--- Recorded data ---
--- begin ---
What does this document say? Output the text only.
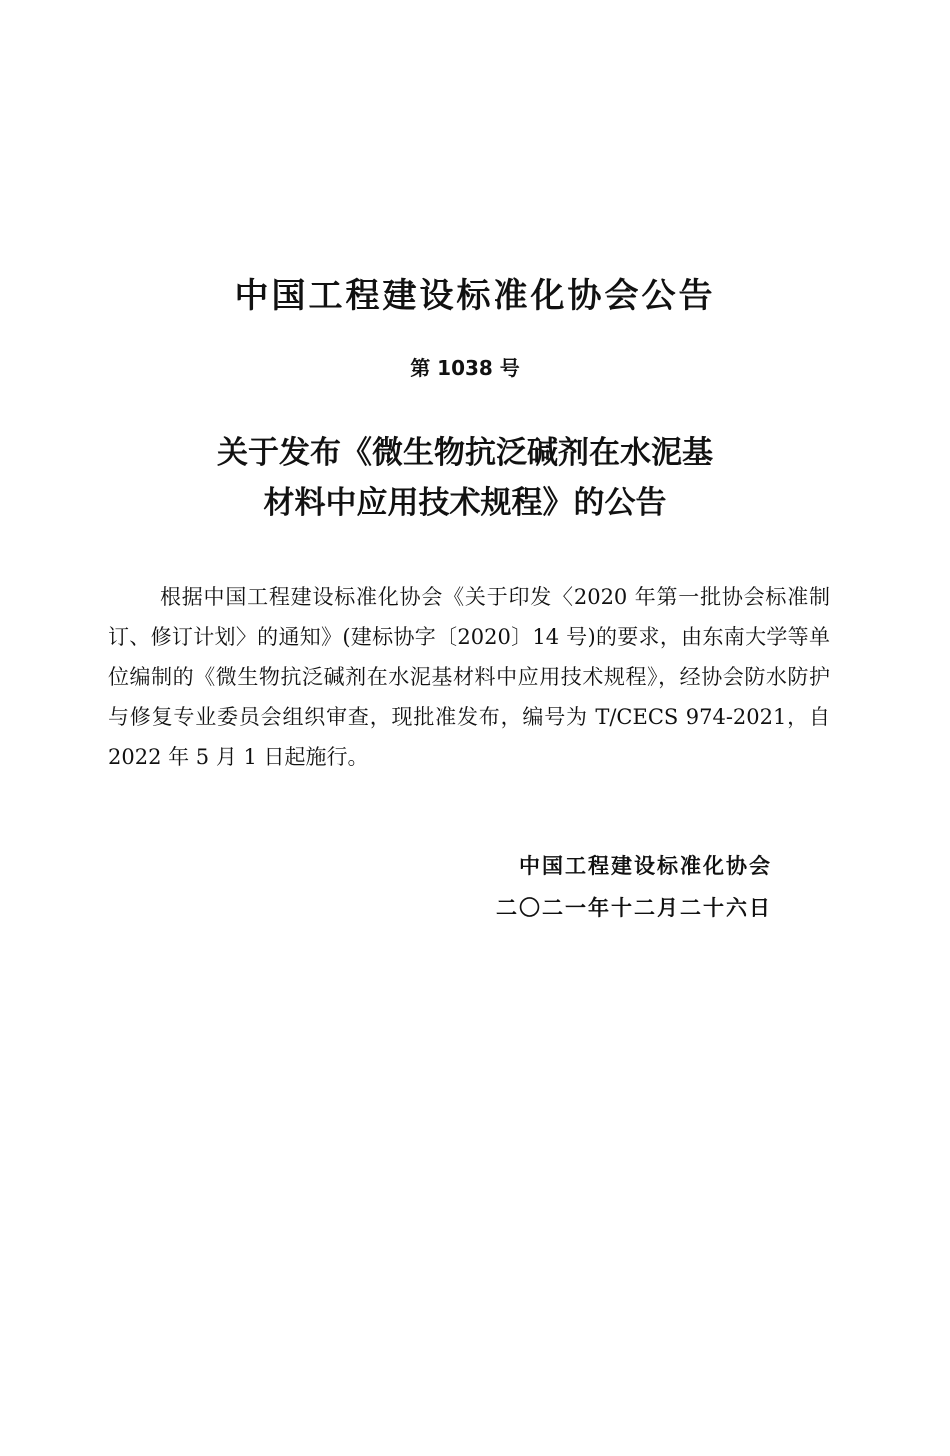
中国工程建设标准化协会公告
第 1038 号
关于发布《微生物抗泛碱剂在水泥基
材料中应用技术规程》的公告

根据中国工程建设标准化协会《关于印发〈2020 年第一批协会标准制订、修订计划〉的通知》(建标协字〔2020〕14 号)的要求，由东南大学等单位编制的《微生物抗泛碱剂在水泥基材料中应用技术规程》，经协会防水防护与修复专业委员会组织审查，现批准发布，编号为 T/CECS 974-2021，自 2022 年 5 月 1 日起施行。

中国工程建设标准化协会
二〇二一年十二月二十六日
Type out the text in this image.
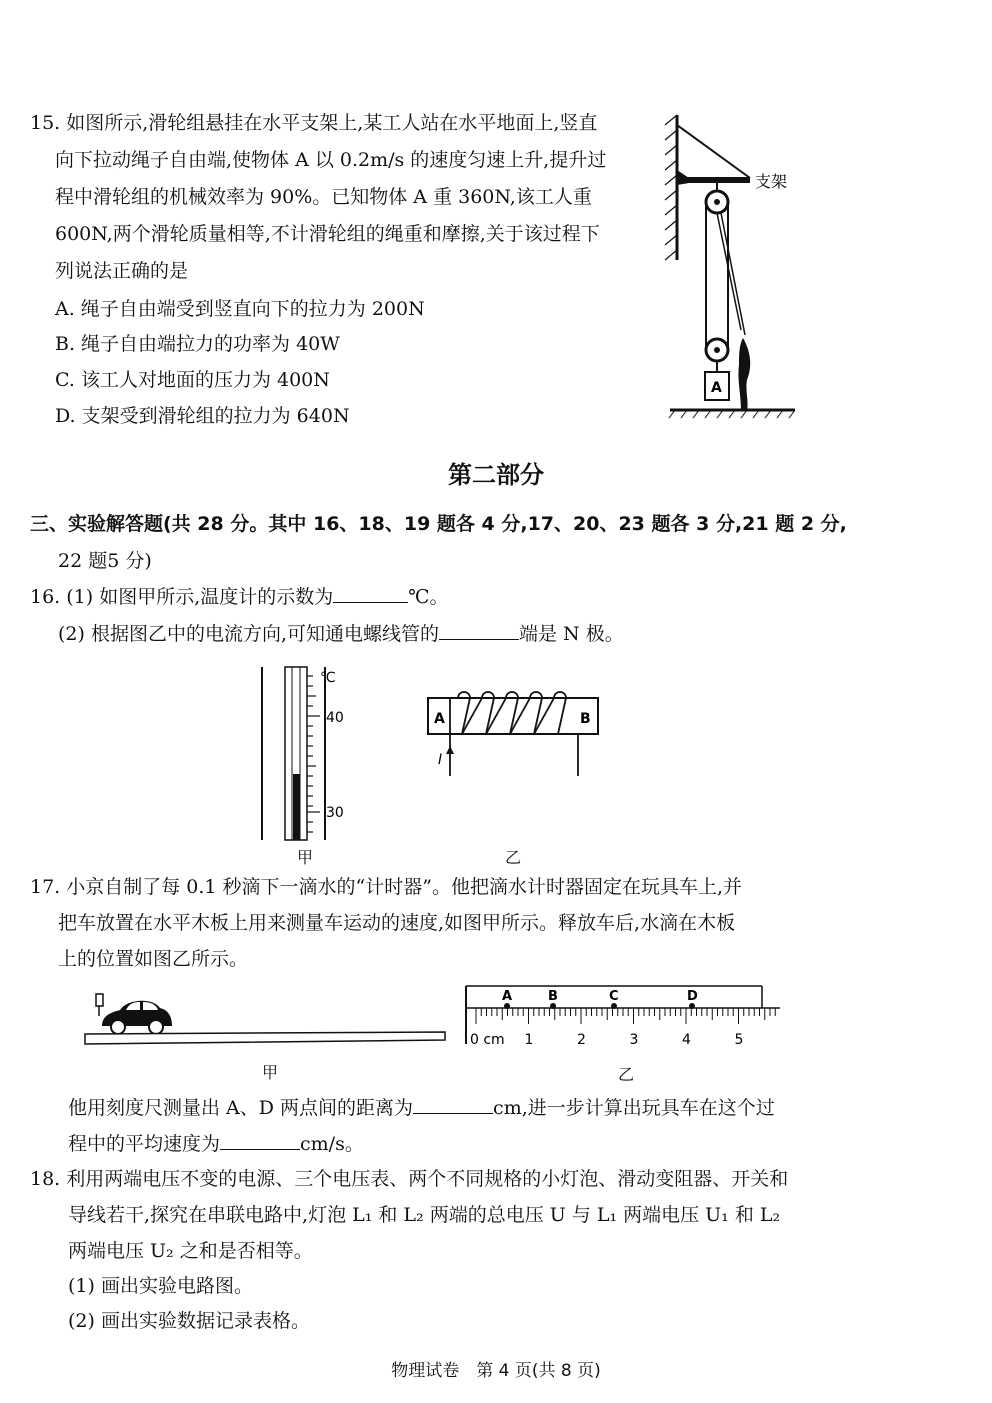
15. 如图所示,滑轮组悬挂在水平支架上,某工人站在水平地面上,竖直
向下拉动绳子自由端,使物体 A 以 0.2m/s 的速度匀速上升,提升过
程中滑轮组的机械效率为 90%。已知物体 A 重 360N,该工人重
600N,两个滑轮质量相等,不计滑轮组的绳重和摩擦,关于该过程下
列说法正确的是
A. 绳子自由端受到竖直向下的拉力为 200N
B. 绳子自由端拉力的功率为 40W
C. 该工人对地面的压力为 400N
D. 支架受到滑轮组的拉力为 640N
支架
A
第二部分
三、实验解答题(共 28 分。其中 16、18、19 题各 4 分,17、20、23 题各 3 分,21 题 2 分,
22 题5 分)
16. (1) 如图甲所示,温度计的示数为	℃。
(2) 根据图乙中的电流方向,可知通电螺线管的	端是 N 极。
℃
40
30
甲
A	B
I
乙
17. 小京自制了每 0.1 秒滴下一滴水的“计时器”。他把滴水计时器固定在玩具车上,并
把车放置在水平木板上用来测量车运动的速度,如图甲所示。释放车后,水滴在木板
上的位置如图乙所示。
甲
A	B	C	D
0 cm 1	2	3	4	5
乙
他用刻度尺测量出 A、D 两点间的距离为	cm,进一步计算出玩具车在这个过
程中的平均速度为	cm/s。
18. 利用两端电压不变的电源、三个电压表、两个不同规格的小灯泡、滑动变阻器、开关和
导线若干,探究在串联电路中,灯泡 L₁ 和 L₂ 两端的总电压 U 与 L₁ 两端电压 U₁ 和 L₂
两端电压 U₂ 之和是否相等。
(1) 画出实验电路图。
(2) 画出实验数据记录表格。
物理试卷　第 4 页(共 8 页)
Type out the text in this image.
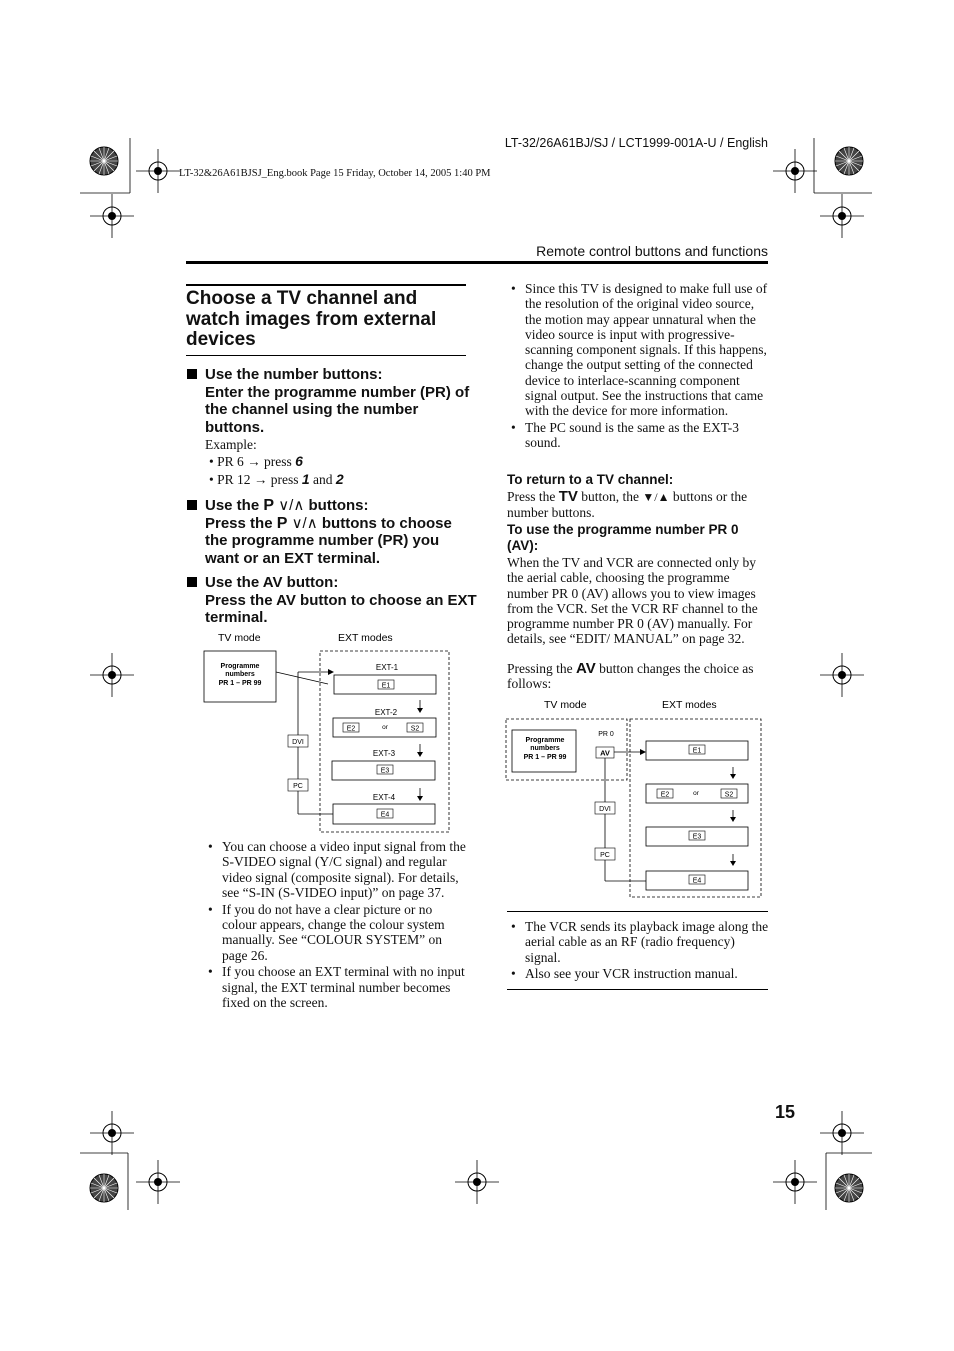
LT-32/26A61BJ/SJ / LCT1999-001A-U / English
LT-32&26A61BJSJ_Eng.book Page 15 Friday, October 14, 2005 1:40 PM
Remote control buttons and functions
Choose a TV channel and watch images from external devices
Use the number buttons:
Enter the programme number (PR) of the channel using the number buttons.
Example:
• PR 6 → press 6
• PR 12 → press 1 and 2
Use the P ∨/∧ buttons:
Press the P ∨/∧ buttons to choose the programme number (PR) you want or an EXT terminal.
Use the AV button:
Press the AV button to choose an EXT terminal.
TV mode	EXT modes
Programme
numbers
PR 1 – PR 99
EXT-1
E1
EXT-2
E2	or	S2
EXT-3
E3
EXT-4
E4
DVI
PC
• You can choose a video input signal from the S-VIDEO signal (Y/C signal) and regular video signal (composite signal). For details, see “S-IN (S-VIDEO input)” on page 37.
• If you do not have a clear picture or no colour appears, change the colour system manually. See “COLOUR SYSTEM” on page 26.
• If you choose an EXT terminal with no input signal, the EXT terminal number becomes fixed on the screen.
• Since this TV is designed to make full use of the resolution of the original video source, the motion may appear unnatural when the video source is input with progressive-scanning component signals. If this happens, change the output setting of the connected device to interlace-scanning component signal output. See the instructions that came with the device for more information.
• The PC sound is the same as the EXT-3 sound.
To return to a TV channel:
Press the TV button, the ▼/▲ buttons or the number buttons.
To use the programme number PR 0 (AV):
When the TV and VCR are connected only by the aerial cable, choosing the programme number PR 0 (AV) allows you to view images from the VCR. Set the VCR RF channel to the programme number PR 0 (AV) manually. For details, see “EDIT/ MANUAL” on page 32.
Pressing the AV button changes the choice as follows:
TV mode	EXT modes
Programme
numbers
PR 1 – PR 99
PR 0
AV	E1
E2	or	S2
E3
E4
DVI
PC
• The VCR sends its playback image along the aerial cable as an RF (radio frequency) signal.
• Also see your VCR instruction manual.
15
--- end ---
--- EXERCISE DETAILS ---
Extract every line of the records above that contains the word "video".

--- REPLY TO THE TASK ---
• You can choose a video input signal from the S-VIDEO signal (Y/C signal) and regular video signal (composite signal). For details, see “S-IN (S-VIDEO input)” on page 37.
• Since this TV is designed to make full use of the resolution of the original video source, the motion may appear unnatural when the video source is input with progressive-scanning component signals. If this happens, change the output setting of the connected device to interlace-scanning component signal output. See the instructions that came with the device for more information.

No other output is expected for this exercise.